__Data for the task__.
######

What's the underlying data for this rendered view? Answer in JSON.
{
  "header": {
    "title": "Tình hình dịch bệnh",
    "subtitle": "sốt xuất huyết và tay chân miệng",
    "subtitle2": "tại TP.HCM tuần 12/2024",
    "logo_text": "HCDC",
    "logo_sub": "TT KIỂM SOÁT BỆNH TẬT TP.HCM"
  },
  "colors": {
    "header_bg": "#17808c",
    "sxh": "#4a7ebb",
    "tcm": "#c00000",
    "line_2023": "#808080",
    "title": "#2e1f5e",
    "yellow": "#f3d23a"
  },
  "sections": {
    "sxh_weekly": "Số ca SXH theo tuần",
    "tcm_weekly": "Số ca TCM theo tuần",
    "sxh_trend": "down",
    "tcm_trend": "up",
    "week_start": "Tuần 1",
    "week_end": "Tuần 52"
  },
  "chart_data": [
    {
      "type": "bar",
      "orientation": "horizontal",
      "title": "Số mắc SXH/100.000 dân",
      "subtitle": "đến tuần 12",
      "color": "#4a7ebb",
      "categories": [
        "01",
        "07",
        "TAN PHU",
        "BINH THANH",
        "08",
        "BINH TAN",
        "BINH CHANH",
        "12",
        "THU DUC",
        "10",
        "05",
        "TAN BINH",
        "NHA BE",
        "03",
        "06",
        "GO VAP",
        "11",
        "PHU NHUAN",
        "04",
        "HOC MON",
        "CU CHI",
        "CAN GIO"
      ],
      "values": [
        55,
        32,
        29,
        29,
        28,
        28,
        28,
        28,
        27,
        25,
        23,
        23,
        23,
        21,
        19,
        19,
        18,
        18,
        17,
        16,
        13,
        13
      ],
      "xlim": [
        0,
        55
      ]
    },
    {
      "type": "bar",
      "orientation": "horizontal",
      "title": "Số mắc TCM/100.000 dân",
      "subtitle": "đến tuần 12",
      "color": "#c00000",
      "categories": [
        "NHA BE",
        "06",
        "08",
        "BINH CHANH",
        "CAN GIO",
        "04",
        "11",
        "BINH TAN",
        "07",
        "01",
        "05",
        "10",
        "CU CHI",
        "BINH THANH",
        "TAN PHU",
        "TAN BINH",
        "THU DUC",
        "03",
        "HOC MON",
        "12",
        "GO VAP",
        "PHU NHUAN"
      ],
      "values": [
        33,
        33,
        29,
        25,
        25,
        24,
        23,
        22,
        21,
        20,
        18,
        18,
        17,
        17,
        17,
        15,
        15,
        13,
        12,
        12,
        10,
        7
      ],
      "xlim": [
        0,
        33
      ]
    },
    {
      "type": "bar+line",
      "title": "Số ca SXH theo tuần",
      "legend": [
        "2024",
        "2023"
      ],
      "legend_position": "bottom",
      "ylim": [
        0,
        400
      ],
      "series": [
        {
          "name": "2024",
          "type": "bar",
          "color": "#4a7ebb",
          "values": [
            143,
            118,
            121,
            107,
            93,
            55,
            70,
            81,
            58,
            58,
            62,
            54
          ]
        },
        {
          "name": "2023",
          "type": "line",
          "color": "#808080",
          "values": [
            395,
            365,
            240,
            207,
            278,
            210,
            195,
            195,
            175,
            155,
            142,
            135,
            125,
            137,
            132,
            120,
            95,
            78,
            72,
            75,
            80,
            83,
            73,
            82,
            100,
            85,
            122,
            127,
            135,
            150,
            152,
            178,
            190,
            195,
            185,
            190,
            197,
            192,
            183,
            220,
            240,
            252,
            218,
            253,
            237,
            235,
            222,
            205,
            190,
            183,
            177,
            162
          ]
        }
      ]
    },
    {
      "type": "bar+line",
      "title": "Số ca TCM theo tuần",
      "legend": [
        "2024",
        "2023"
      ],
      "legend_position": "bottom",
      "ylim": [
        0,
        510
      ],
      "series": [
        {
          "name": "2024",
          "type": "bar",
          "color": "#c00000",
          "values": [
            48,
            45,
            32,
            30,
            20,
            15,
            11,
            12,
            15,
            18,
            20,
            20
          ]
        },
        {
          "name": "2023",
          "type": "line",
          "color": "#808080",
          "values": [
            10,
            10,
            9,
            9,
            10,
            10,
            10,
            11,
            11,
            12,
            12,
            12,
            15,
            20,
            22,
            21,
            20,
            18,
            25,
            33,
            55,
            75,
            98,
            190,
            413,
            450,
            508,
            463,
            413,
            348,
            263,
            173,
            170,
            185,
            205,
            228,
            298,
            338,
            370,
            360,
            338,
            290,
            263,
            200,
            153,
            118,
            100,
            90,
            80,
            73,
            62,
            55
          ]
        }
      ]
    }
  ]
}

######

__The task__.
Reproduce all of the entries word for word.

__Response below__.
What's the underlying data for this rendered view? Answer in JSON.
{
  "header": {
    "title": "Tình hình dịch bệnh",
    "subtitle": "sốt xuất huyết và tay chân miệng",
    "subtitle2": "tại TP.HCM tuần 12/2024",
    "logo_text": "HCDC",
    "logo_sub": "TT KIỂM SOÁT BỆNH TẬT TP.HCM"
  },
  "colors": {
    "header_bg": "#17808c",
    "sxh": "#4a7ebb",
    "tcm": "#c00000",
    "line_2023": "#808080",
    "title": "#2e1f5e",
    "yellow": "#f3d23a"
  },
  "sections": {
    "sxh_weekly": "Số ca SXH theo tuần",
    "tcm_weekly": "Số ca TCM theo tuần",
    "sxh_trend": "down",
    "tcm_trend": "up",
    "week_start": "Tuần 1",
    "week_end": "Tuần 52"
  },
  "chart_data": [
    {
      "type": "bar",
      "orientation": "horizontal",
      "title": "Số mắc SXH/100.000 dân",
      "subtitle": "đến tuần 12",
      "color": "#4a7ebb",
      "categories": [
        "01",
        "07",
        "TAN PHU",
        "BINH THANH",
        "08",
        "BINH TAN",
        "BINH CHANH",
        "12",
        "THU DUC",
        "10",
        "05",
        "TAN BINH",
        "NHA BE",
        "03",
        "06",
        "GO VAP",
        "11",
        "PHU NHUAN",
        "04",
        "HOC MON",
        "CU CHI",
        "CAN GIO"
      ],
      "values": [
        55,
        32,
        29,
        29,
        28,
        28,
        28,
        28,
        27,
        25,
        23,
        23,
        23,
        21,
        19,
        19,
        18,
        18,
        17,
        16,
        13,
        13
      ],
      "xlim": [
        0,
        55
      ]
    },
    {
      "type": "bar",
      "orientation": "horizontal",
      "title": "Số mắc TCM/100.000 dân",
      "subtitle": "đến tuần 12",
      "color": "#c00000",
      "categories": [
        "NHA BE",
        "06",
        "08",
        "BINH CHANH",
        "CAN GIO",
        "04",
        "11",
        "BINH TAN",
        "07",
        "01",
        "05",
        "10",
        "CU CHI",
        "BINH THANH",
        "TAN PHU",
        "TAN BINH",
        "THU DUC",
        "03",
        "HOC MON",
        "12",
        "GO VAP",
        "PHU NHUAN"
      ],
      "values": [
        33,
        33,
        29,
        25,
        25,
        24,
        23,
        22,
        21,
        20,
        18,
        18,
        17,
        17,
        17,
        15,
        15,
        13,
        12,
        12,
        10,
        7
      ],
      "xlim": [
        0,
        33
      ]
    },
    {
      "type": "bar+line",
      "title": "Số ca SXH theo tuần",
      "legend": [
        "2024",
        "2023"
      ],
      "legend_position": "bottom",
      "ylim": [
        0,
        400
      ],
      "series": [
        {
          "name": "2024",
          "type": "bar",
          "color": "#4a7ebb",
          "values": [
            143,
            118,
            121,
            107,
            93,
            55,
            70,
            81,
            58,
            58,
            62,
            54
          ]
        },
        {
          "name": "2023",
          "type": "line",
          "color": "#808080",
          "values": [
            395,
            365,
            240,
            207,
            278,
            210,
            195,
            195,
            175,
            155,
            142,
            135,
            125,
            137,
            132,
            120,
            95,
            78,
            72,
            75,
            80,
            83,
            73,
            82,
            100,
            85,
            122,
            127,
            135,
            150,
            152,
            178,
            190,
            195,
            185,
            190,
            197,
            192,
            183,
            220,
            240,
            252,
            218,
            253,
            237,
            235,
            222,
            205,
            190,
            183,
            177,
            162
          ]
        }
      ]
    },
    {
      "type": "bar+line",
      "title": "Số ca TCM theo tuần",
      "legend": [
        "2024",
        "2023"
      ],
      "legend_position": "bottom",
      "ylim": [
        0,
        510
      ],
      "series": [
        {
          "name": "2024",
          "type": "bar",
          "color": "#c00000",
          "values": [
            48,
            45,
            32,
            30,
            20,
            15,
            11,
            12,
            15,
            18,
            20,
            20
          ]
        },
        {
          "name": "2023",
          "type": "line",
          "color": "#808080",
          "values": [
            10,
            10,
            9,
            9,
            10,
            10,
            10,
            11,
            11,
            12,
            12,
            12,
            15,
            20,
            22,
            21,
            20,
            18,
            25,
            33,
            55,
            75,
            98,
            190,
            413,
            450,
            508,
            463,
            413,
            348,
            263,
            173,
            170,
            185,
            205,
            228,
            298,
            338,
            370,
            360,
            338,
            290,
            263,
            200,
            153,
            118,
            100,
            90,
            80,
            73,
            62,
            55
          ]
        }
      ]
    }
  ]
}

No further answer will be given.